▶ Written exercise
Filter the records for lines holding the string "wakefulness".

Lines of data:
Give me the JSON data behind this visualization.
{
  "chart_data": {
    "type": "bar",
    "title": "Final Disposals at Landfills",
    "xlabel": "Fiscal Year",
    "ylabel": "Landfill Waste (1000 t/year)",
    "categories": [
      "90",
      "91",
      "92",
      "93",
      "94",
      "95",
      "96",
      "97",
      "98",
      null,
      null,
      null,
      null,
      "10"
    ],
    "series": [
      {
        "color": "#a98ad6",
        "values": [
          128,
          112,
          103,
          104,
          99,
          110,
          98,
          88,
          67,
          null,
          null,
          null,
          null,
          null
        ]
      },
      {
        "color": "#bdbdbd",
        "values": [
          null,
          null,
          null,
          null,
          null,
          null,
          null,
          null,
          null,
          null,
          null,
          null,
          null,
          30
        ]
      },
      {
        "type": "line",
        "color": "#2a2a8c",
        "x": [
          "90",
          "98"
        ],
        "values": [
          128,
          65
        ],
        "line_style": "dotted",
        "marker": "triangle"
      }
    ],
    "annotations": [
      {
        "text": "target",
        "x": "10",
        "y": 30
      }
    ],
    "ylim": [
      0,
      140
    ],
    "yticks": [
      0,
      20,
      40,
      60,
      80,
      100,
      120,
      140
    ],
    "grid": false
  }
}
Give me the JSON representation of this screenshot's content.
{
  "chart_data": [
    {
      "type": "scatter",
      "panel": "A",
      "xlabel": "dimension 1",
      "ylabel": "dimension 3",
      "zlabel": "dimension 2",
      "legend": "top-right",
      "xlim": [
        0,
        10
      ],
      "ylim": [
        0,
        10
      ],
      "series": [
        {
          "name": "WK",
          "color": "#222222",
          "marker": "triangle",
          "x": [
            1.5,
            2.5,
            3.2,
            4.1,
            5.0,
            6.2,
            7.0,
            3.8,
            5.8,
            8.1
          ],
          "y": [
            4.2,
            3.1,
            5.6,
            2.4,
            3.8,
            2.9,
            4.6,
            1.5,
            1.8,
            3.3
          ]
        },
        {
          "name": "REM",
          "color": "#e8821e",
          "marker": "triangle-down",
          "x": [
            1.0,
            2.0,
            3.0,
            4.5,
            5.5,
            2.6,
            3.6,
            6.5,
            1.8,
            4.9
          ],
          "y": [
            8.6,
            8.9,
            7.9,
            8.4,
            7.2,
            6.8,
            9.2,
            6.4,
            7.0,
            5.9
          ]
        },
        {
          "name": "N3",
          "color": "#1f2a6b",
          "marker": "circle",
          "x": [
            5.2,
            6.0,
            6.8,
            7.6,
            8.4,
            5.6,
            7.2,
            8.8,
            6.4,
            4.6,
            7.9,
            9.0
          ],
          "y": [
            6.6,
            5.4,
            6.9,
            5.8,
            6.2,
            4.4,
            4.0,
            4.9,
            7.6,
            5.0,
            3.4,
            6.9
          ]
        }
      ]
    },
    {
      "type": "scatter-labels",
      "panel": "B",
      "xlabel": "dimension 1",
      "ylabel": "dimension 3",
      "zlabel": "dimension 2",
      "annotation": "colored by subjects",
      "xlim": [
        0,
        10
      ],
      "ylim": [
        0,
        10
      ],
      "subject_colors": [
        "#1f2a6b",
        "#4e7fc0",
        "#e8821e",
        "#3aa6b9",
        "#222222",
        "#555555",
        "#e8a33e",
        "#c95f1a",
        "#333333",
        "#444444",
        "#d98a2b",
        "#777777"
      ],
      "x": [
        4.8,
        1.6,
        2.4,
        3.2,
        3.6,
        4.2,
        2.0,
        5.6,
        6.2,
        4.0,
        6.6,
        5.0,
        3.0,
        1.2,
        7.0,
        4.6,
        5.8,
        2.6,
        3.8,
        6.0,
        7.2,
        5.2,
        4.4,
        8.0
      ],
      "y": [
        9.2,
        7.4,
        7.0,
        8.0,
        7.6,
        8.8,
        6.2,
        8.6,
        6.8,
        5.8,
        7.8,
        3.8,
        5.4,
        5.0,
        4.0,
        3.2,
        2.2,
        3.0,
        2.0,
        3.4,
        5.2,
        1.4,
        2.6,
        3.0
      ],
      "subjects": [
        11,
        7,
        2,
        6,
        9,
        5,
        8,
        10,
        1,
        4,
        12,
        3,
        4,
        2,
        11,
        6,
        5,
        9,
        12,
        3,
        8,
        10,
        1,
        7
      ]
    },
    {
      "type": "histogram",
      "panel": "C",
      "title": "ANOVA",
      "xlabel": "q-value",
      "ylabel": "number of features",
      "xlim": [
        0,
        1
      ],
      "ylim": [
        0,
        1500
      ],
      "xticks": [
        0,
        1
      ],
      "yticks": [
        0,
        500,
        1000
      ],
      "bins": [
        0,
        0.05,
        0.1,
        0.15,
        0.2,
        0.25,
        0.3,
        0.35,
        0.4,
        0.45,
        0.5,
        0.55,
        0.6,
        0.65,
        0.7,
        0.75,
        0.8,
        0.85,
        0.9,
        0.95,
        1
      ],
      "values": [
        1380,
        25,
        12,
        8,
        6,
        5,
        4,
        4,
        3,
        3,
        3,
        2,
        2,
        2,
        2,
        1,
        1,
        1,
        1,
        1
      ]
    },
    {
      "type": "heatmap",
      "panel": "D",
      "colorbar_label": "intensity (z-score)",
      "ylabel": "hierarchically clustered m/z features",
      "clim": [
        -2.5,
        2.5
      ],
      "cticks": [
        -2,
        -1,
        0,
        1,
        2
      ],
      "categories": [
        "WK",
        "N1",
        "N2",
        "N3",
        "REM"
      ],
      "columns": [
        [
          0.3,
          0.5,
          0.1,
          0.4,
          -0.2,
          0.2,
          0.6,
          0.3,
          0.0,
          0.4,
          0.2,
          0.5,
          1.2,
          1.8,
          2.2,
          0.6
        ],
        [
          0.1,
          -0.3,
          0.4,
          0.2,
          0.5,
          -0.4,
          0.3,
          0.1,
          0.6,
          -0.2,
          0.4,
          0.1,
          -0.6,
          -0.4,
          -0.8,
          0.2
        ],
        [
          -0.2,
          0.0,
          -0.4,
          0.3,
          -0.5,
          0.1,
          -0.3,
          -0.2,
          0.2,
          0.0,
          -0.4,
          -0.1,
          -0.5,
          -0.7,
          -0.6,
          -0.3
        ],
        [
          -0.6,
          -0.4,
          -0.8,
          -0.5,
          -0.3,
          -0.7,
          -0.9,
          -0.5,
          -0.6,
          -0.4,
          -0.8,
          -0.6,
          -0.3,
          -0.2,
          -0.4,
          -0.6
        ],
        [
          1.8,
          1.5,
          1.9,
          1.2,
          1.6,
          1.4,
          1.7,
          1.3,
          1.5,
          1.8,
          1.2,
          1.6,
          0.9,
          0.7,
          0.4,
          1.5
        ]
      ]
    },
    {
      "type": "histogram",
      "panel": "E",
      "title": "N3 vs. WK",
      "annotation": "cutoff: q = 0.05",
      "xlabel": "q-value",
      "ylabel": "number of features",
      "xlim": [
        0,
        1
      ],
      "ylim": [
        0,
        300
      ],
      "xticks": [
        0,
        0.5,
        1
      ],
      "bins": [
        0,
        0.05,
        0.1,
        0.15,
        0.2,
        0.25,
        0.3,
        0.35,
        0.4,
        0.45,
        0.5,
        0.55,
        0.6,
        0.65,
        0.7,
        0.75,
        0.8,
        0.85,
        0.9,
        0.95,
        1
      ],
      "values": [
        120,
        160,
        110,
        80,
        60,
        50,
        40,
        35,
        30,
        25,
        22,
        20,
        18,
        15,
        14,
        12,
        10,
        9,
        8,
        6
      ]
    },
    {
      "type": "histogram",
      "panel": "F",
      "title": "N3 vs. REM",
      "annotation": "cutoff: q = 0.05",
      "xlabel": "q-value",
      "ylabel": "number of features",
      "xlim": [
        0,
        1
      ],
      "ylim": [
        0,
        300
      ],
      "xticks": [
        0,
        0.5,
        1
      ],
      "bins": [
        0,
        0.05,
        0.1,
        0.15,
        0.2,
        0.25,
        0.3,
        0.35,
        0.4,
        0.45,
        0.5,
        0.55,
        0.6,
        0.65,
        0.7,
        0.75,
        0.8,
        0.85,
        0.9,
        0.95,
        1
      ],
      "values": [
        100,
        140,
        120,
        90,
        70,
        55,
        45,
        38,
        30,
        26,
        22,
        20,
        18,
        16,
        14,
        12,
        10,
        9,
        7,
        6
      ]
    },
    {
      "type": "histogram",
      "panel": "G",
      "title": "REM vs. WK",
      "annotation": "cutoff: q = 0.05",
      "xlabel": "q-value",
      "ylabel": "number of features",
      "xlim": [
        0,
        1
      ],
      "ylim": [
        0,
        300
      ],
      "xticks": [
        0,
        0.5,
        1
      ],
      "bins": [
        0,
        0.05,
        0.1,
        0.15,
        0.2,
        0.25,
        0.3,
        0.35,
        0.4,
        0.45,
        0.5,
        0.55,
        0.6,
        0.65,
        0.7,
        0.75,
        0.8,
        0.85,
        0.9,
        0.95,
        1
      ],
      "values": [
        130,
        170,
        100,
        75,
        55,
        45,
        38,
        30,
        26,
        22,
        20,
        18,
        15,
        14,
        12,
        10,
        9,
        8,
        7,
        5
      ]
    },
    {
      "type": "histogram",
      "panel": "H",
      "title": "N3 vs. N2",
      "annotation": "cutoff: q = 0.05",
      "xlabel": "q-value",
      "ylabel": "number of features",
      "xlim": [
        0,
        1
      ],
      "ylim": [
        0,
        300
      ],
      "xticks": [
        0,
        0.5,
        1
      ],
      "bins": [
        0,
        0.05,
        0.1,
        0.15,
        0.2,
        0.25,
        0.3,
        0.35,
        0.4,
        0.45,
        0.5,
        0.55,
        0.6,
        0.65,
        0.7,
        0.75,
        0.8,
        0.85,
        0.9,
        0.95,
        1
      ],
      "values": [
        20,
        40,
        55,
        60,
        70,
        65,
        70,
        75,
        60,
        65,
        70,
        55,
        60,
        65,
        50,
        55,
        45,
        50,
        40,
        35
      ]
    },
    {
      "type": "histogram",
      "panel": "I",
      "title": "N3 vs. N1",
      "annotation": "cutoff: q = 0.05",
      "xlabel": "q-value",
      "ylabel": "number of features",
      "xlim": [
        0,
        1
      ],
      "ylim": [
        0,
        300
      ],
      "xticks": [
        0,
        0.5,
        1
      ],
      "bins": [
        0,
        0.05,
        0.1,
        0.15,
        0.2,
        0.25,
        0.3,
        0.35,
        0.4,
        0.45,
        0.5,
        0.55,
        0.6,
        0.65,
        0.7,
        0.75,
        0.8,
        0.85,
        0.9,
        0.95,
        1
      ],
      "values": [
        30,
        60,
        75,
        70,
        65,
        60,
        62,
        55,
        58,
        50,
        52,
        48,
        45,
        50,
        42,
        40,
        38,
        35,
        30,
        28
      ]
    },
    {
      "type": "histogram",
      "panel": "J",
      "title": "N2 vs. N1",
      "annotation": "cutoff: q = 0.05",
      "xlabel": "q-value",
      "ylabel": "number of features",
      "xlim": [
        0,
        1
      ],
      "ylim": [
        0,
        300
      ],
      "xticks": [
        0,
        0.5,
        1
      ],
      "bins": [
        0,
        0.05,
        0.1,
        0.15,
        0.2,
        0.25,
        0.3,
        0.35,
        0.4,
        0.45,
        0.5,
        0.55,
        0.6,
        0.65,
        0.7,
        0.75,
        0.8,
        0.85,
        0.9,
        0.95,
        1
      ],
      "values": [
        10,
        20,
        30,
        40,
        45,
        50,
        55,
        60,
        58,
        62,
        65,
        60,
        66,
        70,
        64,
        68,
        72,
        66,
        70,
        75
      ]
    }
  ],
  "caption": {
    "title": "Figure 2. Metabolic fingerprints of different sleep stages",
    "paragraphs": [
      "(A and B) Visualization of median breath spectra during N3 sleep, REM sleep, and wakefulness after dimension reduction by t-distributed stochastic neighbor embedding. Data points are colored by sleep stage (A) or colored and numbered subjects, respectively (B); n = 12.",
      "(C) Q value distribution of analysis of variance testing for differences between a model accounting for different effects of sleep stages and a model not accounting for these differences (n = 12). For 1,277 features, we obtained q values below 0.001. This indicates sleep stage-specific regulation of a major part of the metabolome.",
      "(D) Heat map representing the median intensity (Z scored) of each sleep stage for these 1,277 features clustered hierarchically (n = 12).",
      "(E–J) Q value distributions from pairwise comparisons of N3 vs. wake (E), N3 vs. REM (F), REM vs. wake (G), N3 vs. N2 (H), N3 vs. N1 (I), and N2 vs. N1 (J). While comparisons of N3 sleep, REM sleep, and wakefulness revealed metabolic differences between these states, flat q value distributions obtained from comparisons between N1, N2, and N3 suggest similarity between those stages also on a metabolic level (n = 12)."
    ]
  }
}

▶ Solution to this problem
      "(A and B) Visualization of median breath spectra during N3 sleep, REM sleep, and wakefulness after dimension reduction by t-distributed stochastic neighbor embedding. Data points are colored by sleep stage (A) or colored and numbered subjects, respectively (B); n = 12.",
      "(E–J) Q value distributions from pairwise comparisons of N3 vs. wake (E), N3 vs. REM (F), REM vs. wake (G), N3 vs. N2 (H), N3 vs. N1 (I), and N2 vs. N1 (J). While comparisons of N3 sleep, REM sleep, and wakefulness revealed metabolic differences between these states, flat q value distributions obtained from comparisons between N1, N2, and N3 suggest similarity between those stages also on a metabolic level (n = 12)."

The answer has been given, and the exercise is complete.